[Collected data]

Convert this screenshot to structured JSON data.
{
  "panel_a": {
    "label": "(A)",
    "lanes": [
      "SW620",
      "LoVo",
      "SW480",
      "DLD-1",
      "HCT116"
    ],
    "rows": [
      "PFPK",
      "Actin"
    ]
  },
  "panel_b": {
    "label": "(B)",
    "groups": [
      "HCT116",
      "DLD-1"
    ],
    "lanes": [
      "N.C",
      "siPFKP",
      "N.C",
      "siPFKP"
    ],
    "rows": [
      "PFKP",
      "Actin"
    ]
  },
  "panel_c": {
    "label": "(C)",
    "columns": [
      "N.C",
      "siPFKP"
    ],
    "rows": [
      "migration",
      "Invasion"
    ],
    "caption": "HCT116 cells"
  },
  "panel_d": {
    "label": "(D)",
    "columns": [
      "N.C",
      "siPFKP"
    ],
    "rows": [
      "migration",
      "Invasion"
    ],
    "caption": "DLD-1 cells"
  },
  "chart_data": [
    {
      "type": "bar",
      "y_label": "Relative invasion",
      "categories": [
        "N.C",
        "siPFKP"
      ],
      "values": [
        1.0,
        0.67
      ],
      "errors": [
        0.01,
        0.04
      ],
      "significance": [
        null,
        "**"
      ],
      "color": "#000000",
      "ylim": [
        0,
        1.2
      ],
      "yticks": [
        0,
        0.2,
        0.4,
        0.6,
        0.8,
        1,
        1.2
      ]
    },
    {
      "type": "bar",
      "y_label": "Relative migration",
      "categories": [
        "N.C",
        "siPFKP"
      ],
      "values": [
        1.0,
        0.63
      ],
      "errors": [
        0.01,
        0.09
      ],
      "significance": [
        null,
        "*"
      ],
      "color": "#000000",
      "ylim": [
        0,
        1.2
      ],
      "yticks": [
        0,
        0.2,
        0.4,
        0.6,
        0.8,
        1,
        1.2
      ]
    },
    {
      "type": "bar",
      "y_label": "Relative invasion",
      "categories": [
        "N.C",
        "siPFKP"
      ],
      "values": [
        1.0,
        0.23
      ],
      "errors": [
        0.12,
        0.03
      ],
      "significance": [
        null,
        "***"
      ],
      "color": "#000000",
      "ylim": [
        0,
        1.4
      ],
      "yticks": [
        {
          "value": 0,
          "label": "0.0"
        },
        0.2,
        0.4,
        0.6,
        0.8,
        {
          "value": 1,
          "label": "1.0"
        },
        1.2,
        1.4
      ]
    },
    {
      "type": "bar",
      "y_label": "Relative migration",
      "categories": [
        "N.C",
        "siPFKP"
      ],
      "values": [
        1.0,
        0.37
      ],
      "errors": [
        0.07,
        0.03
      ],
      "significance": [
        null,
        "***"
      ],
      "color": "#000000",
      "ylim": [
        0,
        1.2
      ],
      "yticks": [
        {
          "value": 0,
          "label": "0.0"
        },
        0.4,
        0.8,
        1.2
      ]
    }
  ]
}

**Assigned task**
Among the lines above, return those that contain the string "caption".

**Response area**
    "caption": "HCT116 cells"
    "caption": "DLD-1 cells"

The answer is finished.